MATERIAL PROVIDED ::
· · · · ·

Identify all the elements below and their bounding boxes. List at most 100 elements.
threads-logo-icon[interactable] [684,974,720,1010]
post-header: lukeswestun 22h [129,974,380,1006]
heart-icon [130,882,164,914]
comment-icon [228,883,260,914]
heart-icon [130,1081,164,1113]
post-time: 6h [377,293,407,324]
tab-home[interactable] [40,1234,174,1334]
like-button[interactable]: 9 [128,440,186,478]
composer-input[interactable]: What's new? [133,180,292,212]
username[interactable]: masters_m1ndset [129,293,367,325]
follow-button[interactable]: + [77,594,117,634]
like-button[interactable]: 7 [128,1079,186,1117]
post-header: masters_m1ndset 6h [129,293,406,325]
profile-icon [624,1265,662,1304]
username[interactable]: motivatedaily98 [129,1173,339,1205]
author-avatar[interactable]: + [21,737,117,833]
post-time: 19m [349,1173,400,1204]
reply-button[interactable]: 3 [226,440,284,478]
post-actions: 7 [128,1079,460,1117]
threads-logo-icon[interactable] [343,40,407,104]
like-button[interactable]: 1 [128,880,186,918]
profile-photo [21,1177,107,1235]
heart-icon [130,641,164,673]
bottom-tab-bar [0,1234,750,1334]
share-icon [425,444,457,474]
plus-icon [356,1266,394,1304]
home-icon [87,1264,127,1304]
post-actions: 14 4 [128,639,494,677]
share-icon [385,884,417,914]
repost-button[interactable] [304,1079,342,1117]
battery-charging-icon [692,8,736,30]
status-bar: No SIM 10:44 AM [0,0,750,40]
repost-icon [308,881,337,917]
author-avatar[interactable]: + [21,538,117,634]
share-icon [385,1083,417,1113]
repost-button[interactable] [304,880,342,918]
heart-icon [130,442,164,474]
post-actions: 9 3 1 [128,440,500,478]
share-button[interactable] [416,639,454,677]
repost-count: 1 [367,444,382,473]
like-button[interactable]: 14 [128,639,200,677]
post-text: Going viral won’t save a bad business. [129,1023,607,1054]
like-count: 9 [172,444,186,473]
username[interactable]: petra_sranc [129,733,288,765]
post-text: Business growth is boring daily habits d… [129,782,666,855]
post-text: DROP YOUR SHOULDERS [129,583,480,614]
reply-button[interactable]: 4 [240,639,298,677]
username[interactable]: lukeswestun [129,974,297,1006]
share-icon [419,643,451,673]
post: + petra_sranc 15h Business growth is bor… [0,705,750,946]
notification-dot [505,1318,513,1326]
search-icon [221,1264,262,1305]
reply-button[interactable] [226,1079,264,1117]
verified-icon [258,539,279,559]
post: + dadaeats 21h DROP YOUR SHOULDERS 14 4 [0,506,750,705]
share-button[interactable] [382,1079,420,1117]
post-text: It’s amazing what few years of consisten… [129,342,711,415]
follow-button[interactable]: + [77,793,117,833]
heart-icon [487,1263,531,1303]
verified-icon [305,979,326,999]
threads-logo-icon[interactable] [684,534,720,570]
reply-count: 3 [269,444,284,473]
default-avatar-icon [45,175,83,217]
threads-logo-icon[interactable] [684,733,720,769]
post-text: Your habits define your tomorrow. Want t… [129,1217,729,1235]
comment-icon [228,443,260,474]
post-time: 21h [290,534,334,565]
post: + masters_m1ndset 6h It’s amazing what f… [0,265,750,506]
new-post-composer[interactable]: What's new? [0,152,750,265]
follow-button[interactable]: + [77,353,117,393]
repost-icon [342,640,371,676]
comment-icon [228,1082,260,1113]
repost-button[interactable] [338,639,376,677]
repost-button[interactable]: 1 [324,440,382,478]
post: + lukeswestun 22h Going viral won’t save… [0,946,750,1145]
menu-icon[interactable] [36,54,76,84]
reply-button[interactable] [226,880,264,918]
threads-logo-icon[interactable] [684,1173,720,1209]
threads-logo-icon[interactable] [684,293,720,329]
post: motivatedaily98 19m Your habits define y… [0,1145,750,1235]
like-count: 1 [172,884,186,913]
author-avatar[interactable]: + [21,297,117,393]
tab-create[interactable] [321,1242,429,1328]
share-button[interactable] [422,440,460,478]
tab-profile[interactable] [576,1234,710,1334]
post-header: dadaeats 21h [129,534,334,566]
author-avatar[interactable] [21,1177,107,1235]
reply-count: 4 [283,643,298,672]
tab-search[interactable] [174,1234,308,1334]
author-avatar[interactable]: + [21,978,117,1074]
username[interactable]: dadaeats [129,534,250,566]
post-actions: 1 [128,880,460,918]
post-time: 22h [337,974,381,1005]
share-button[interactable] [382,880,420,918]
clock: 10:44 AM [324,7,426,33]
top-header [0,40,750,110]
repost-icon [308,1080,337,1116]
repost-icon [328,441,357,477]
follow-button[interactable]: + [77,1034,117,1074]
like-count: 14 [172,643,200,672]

· · · · ·

PROBLEM TO SOLVE ::
Copy out all lines of the material containing the word "follow".

RESULT OF THE TASK ::
follow-button[interactable]: + [77,594,117,634]
follow-button[interactable]: + [77,793,117,833]
follow-button[interactable]: + [77,353,117,393]
follow-button[interactable]: + [77,1034,117,1074]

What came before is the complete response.